## [What is expected]
Retype everything in the listing, leaving each line exactly as it is.

----

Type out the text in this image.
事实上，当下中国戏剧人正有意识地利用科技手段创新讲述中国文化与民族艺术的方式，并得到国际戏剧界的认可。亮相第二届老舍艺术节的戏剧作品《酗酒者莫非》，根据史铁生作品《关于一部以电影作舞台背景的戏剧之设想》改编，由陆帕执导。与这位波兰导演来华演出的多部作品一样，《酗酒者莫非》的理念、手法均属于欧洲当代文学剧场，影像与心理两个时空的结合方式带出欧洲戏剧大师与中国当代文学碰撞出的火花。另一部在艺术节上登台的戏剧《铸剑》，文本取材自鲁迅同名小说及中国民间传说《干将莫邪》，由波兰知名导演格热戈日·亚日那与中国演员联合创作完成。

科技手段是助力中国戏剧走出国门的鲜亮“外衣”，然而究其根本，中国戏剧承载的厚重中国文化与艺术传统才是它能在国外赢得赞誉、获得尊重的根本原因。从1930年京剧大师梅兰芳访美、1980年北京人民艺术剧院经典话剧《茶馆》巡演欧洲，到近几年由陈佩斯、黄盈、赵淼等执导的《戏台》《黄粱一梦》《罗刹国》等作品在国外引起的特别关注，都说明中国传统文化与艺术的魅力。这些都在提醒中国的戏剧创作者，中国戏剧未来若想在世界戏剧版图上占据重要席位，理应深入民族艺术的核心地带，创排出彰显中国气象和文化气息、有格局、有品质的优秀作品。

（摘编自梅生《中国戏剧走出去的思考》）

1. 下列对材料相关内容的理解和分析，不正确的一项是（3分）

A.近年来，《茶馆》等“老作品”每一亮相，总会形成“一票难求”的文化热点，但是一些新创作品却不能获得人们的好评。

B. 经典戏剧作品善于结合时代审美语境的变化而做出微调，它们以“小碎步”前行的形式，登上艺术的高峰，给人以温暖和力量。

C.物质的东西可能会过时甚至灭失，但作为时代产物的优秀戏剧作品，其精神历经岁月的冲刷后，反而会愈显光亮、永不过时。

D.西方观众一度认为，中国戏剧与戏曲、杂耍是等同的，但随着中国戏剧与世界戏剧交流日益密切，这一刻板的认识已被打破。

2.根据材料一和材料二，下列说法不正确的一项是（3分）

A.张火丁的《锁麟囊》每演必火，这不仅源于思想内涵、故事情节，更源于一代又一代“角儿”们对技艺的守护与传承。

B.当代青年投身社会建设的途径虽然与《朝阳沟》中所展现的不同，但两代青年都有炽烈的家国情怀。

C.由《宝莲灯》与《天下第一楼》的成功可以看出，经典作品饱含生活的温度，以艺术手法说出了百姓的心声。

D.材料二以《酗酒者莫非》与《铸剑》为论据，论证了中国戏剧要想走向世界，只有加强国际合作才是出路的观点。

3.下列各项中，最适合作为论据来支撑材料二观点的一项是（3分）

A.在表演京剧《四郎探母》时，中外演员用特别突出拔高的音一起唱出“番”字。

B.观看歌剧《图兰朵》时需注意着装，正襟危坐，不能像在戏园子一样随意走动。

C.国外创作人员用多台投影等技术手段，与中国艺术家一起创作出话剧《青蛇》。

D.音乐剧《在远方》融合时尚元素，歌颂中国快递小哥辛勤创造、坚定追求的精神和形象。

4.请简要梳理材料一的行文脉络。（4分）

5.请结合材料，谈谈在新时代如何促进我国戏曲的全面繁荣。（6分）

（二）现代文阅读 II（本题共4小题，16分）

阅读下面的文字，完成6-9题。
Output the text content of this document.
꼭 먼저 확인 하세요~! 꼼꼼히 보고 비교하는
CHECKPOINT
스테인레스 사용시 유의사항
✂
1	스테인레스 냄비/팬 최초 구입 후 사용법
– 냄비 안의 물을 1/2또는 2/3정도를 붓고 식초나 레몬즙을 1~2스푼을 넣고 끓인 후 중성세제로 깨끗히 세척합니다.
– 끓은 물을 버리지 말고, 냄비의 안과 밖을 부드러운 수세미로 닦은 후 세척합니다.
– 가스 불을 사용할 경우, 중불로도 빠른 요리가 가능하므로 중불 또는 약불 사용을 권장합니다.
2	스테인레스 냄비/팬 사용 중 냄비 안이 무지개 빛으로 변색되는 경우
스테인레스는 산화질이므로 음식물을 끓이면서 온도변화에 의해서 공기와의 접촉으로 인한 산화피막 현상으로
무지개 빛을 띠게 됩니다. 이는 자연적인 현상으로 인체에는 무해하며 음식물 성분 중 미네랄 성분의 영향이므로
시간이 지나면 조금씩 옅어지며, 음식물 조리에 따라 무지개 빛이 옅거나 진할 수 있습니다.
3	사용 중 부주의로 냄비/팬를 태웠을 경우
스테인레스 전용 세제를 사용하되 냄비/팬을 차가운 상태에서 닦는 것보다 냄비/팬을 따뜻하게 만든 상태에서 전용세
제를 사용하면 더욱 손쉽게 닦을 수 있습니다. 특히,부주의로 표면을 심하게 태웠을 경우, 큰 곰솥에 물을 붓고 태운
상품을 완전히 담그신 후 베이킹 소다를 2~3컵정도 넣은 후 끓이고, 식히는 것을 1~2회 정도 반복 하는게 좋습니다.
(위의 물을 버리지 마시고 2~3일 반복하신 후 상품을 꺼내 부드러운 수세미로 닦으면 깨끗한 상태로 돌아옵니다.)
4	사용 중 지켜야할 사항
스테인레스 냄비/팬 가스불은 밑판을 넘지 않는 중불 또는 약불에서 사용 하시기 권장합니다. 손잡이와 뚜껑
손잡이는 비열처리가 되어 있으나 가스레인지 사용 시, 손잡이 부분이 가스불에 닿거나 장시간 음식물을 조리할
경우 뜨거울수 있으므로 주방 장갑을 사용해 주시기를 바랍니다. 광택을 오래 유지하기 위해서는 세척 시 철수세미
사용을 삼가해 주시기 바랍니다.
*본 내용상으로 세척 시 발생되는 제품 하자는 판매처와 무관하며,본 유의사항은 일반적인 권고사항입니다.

----

## [Response to this task]
Type out the text in this image.
事实上，当下中国戏剧人正有意识地利用科技手段创新讲述中国文化与民族艺术的方式，并得到国际戏剧界的认可。亮相第二届老舍艺术节的戏剧作品《酗酒者莫非》，根据史铁生作品《关于一部以电影作舞台背景的戏剧之设想》改编，由陆帕执导。与这位波兰导演来华演出的多部作品一样，《酗酒者莫非》的理念、手法均属于欧洲当代文学剧场，影像与心理两个时空的结合方式带出欧洲戏剧大师与中国当代文学碰撞出的火花。另一部在艺术节上登台的戏剧《铸剑》，文本取材自鲁迅同名小说及中国民间传说《干将莫邪》，由波兰知名导演格热戈日·亚日那与中国演员联合创作完成。

科技手段是助力中国戏剧走出国门的鲜亮“外衣”，然而究其根本，中国戏剧承载的厚重中国文化与艺术传统才是它能在国外赢得赞誉、获得尊重的根本原因。从1930年京剧大师梅兰芳访美、1980年北京人民艺术剧院经典话剧《茶馆》巡演欧洲，到近几年由陈佩斯、黄盈、赵淼等执导的《戏台》《黄粱一梦》《罗刹国》等作品在国外引起的特别关注，都说明中国传统文化与艺术的魅力。这些都在提醒中国的戏剧创作者，中国戏剧未来若想在世界戏剧版图上占据重要席位，理应深入民族艺术的核心地带，创排出彰显中国气象和文化气息、有格局、有品质的优秀作品。

（摘编自梅生《中国戏剧走出去的思考》）

1. 下列对材料相关内容的理解和分析，不正确的一项是（3分）

A.近年来，《茶馆》等“老作品”每一亮相，总会形成“一票难求”的文化热点，但是一些新创作品却不能获得人们的好评。

B. 经典戏剧作品善于结合时代审美语境的变化而做出微调，它们以“小碎步”前行的形式，登上艺术的高峰，给人以温暖和力量。

C.物质的东西可能会过时甚至灭失，但作为时代产物的优秀戏剧作品，其精神历经岁月的冲刷后，反而会愈显光亮、永不过时。

D.西方观众一度认为，中国戏剧与戏曲、杂耍是等同的，但随着中国戏剧与世界戏剧交流日益密切，这一刻板的认识已被打破。

2.根据材料一和材料二，下列说法不正确的一项是（3分）

A.张火丁的《锁麟囊》每演必火，这不仅源于思想内涵、故事情节，更源于一代又一代“角儿”们对技艺的守护与传承。

B.当代青年投身社会建设的途径虽然与《朝阳沟》中所展现的不同，但两代青年都有炽烈的家国情怀。

C.由《宝莲灯》与《天下第一楼》的成功可以看出，经典作品饱含生活的温度，以艺术手法说出了百姓的心声。

D.材料二以《酗酒者莫非》与《铸剑》为论据，论证了中国戏剧要想走向世界，只有加强国际合作才是出路的观点。

3.下列各项中，最适合作为论据来支撑材料二观点的一项是（3分）

A.在表演京剧《四郎探母》时，中外演员用特别突出拔高的音一起唱出“番”字。

B.观看歌剧《图兰朵》时需注意着装，正襟危坐，不能像在戏园子一样随意走动。

C.国外创作人员用多台投影等技术手段，与中国艺术家一起创作出话剧《青蛇》。

D.音乐剧《在远方》融合时尚元素，歌颂中国快递小哥辛勤创造、坚定追求的精神和形象。

4.请简要梳理材料一的行文脉络。（4分）

5.请结合材料，谈谈在新时代如何促进我国戏曲的全面繁荣。（6分）

（二）现代文阅读 II（本题共4小题，16分）

阅读下面的文字，完成6-9题。
Output the text content of this document.
꼭 먼저 확인 하세요~! 꼼꼼히 보고 비교하는
CHECKPOINT
스테인레스 사용시 유의사항
✂
1	스테인레스 냄비/팬 최초 구입 후 사용법
– 냄비 안의 물을 1/2또는 2/3정도를 붓고 식초나 레몬즙을 1~2스푼을 넣고 끓인 후 중성세제로 깨끗히 세척합니다.
– 끓은 물을 버리지 말고, 냄비의 안과 밖을 부드러운 수세미로 닦은 후 세척합니다.
– 가스 불을 사용할 경우, 중불로도 빠른 요리가 가능하므로 중불 또는 약불 사용을 권장합니다.
2	스테인레스 냄비/팬 사용 중 냄비 안이 무지개 빛으로 변색되는 경우
스테인레스는 산화질이므로 음식물을 끓이면서 온도변화에 의해서 공기와의 접촉으로 인한 산화피막 현상으로
무지개 빛을 띠게 됩니다. 이는 자연적인 현상으로 인체에는 무해하며 음식물 성분 중 미네랄 성분의 영향이므로
시간이 지나면 조금씩 옅어지며, 음식물 조리에 따라 무지개 빛이 옅거나 진할 수 있습니다.
3	사용 중 부주의로 냄비/팬를 태웠을 경우
스테인레스 전용 세제를 사용하되 냄비/팬을 차가운 상태에서 닦는 것보다 냄비/팬을 따뜻하게 만든 상태에서 전용세
제를 사용하면 더욱 손쉽게 닦을 수 있습니다. 특히,부주의로 표면을 심하게 태웠을 경우, 큰 곰솥에 물을 붓고 태운
상품을 완전히 담그신 후 베이킹 소다를 2~3컵정도 넣은 후 끓이고, 식히는 것을 1~2회 정도 반복 하는게 좋습니다.
(위의 물을 버리지 마시고 2~3일 반복하신 후 상품을 꺼내 부드러운 수세미로 닦으면 깨끗한 상태로 돌아옵니다.)
4	사용 중 지켜야할 사항
스테인레스 냄비/팬 가스불은 밑판을 넘지 않는 중불 또는 약불에서 사용 하시기 권장합니다. 손잡이와 뚜껑
손잡이는 비열처리가 되어 있으나 가스레인지 사용 시, 손잡이 부분이 가스불에 닿거나 장시간 음식물을 조리할
경우 뜨거울수 있으므로 주방 장갑을 사용해 주시기를 바랍니다. 광택을 오래 유지하기 위해서는 세척 시 철수세미
사용을 삼가해 주시기 바랍니다.
*본 내용상으로 세척 시 발생되는 제품 하자는 판매처와 무관하며,본 유의사항은 일반적인 권고사항입니다.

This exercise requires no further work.